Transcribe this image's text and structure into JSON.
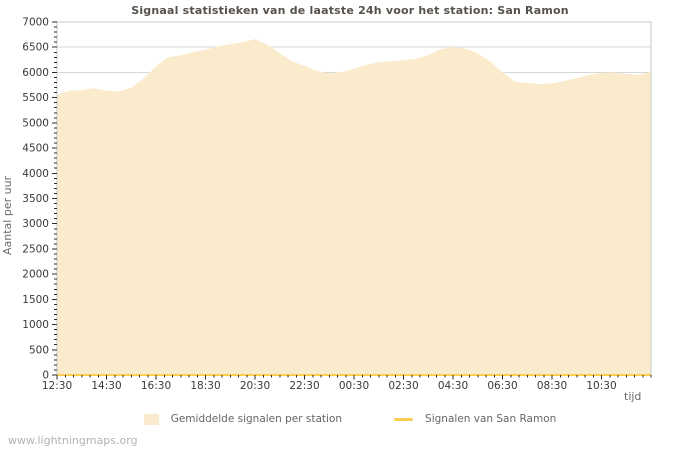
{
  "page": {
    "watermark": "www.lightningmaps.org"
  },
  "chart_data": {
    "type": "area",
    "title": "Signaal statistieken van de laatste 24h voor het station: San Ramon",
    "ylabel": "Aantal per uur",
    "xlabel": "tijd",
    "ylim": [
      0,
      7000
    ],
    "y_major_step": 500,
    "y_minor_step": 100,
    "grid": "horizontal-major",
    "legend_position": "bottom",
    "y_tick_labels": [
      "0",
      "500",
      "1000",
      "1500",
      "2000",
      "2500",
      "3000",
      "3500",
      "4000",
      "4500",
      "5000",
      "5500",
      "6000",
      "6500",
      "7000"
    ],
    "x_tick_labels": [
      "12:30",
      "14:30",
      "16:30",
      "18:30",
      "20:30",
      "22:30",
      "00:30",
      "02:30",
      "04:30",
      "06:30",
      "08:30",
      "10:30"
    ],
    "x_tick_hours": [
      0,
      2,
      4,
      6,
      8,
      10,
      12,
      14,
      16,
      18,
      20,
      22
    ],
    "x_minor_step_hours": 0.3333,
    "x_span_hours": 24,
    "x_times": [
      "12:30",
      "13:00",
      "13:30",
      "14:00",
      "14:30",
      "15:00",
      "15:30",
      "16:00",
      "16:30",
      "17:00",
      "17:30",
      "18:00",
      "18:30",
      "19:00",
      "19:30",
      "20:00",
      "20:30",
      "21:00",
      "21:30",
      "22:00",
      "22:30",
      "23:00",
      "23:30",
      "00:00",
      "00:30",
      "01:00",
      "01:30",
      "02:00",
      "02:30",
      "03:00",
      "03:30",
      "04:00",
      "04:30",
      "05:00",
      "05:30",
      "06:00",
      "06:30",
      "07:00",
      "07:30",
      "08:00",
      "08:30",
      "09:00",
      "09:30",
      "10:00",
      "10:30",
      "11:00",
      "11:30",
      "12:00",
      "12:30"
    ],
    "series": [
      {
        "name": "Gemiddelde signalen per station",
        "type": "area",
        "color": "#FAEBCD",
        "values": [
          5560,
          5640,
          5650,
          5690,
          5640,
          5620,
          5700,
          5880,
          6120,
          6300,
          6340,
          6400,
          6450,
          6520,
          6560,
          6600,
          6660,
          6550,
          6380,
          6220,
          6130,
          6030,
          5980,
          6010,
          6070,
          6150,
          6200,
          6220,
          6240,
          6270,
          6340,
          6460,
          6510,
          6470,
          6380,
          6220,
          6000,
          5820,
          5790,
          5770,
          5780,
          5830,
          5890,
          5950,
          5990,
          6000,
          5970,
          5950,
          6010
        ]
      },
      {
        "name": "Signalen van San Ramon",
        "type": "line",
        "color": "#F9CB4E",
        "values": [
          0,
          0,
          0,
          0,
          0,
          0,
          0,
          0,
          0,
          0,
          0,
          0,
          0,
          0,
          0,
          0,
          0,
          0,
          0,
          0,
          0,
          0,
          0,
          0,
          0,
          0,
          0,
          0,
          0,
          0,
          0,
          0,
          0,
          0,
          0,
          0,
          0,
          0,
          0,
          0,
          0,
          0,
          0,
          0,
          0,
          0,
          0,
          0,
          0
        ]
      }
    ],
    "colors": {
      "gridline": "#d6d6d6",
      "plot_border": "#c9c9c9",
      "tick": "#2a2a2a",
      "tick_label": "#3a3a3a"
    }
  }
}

****************

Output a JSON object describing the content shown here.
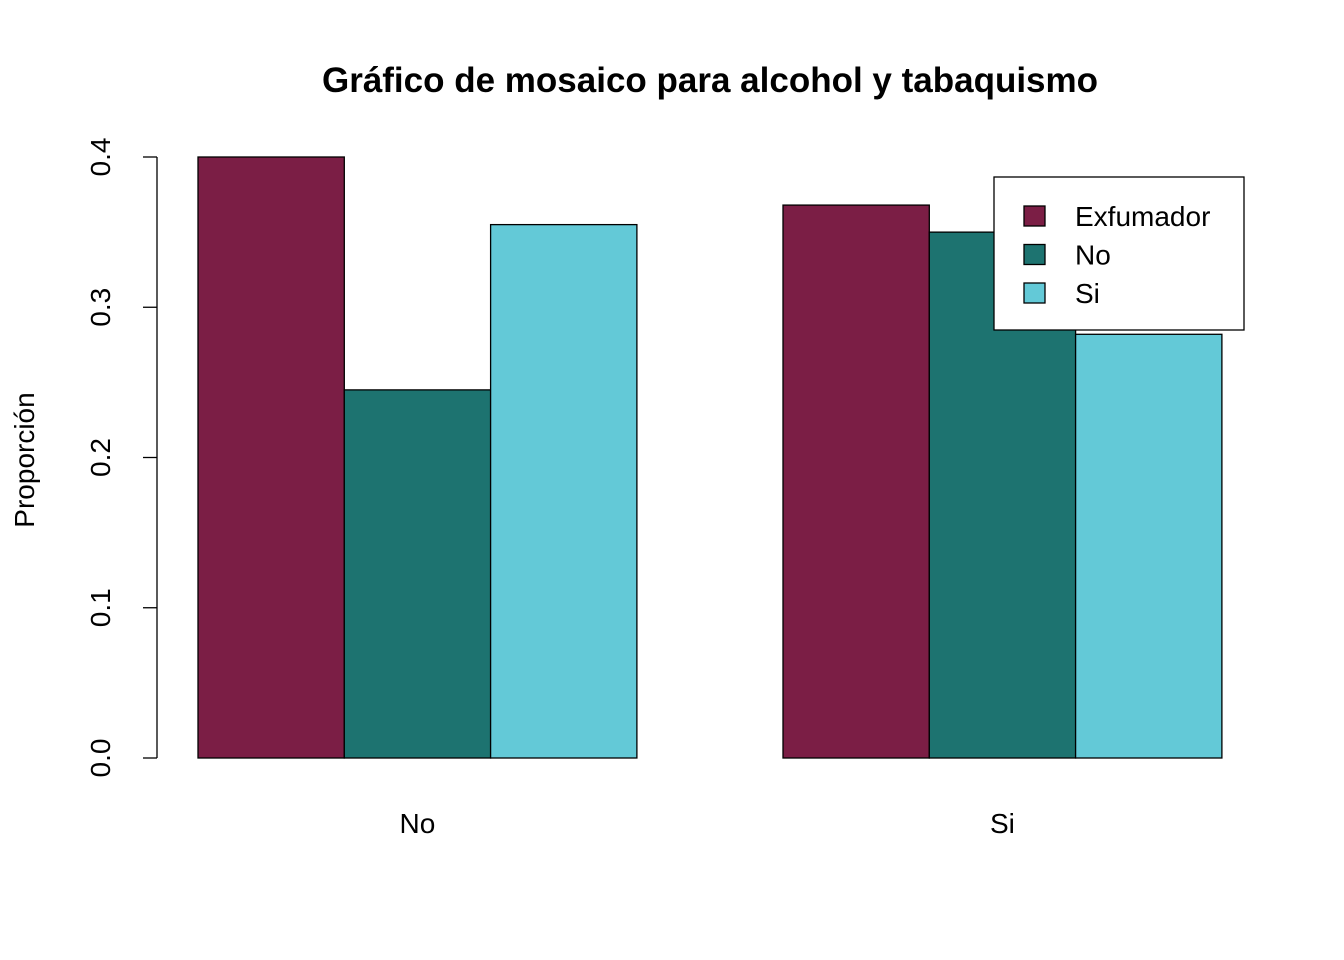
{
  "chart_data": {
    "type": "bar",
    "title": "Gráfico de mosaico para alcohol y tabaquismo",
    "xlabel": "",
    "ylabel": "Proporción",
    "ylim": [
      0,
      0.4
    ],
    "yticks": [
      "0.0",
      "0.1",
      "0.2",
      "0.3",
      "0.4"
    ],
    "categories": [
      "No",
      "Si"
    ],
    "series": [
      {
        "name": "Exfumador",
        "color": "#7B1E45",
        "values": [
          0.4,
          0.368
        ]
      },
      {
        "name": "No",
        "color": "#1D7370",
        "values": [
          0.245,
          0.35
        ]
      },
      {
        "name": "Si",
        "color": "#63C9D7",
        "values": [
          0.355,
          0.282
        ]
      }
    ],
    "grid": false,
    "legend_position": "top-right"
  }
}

****************

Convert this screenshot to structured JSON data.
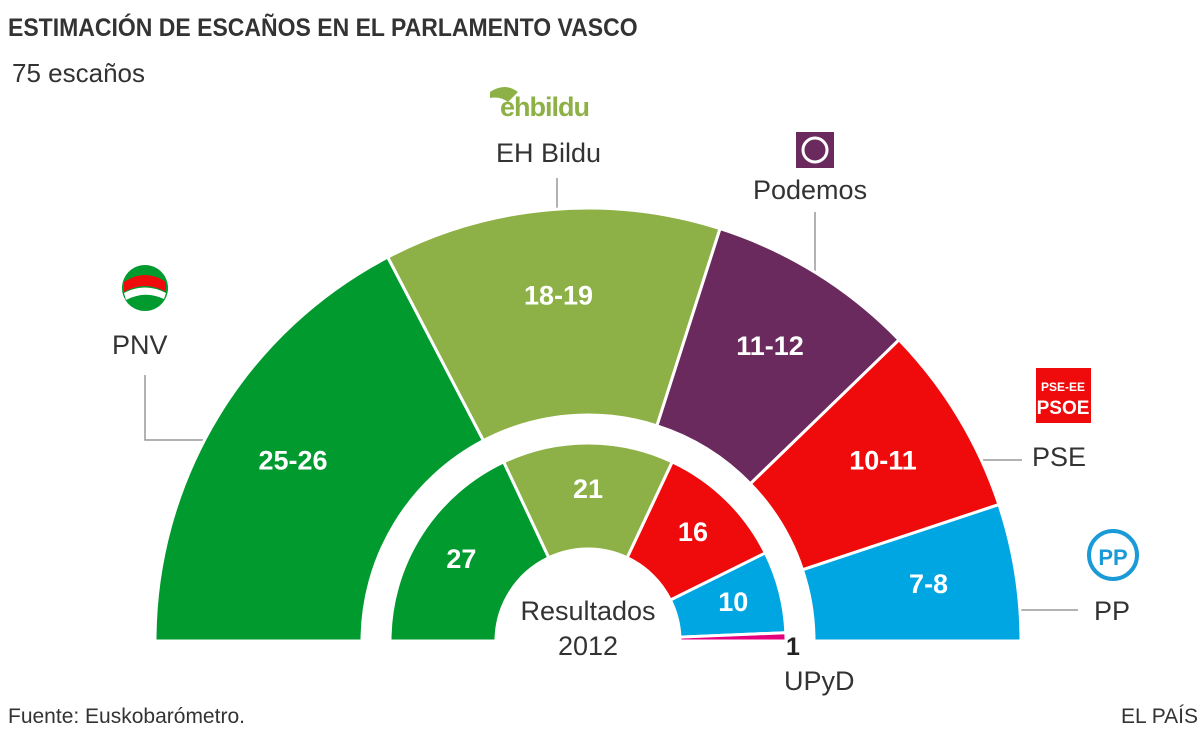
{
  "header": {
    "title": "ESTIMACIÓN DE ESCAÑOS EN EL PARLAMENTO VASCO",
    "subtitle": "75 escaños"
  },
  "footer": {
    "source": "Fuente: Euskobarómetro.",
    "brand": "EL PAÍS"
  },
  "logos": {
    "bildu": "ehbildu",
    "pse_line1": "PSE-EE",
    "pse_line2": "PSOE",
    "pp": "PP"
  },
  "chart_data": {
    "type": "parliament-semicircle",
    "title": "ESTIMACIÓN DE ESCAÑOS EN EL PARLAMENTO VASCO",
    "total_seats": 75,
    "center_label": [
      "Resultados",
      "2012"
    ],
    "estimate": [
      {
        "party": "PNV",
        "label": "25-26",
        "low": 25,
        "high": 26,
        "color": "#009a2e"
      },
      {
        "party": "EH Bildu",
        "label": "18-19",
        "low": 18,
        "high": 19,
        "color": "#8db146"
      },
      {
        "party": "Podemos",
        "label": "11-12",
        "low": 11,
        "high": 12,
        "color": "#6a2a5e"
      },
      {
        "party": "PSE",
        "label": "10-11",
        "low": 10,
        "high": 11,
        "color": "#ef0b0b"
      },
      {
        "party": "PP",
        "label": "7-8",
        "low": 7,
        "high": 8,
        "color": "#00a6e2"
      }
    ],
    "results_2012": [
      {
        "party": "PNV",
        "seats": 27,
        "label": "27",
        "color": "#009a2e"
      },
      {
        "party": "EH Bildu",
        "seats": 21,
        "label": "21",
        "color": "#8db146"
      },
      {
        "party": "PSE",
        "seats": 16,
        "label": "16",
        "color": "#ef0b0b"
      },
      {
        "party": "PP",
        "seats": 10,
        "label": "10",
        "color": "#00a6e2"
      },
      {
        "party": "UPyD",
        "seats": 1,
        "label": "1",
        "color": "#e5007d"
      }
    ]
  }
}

****************

*Given problem*. Pull every line containing "name" from the material above.

*Full output*.
        "name": "Gemiddelde signalen per station",
        "name": "Signalen van San Ramon",
        "name": "Exfumador",
        "name": "No",
        "name": "Si",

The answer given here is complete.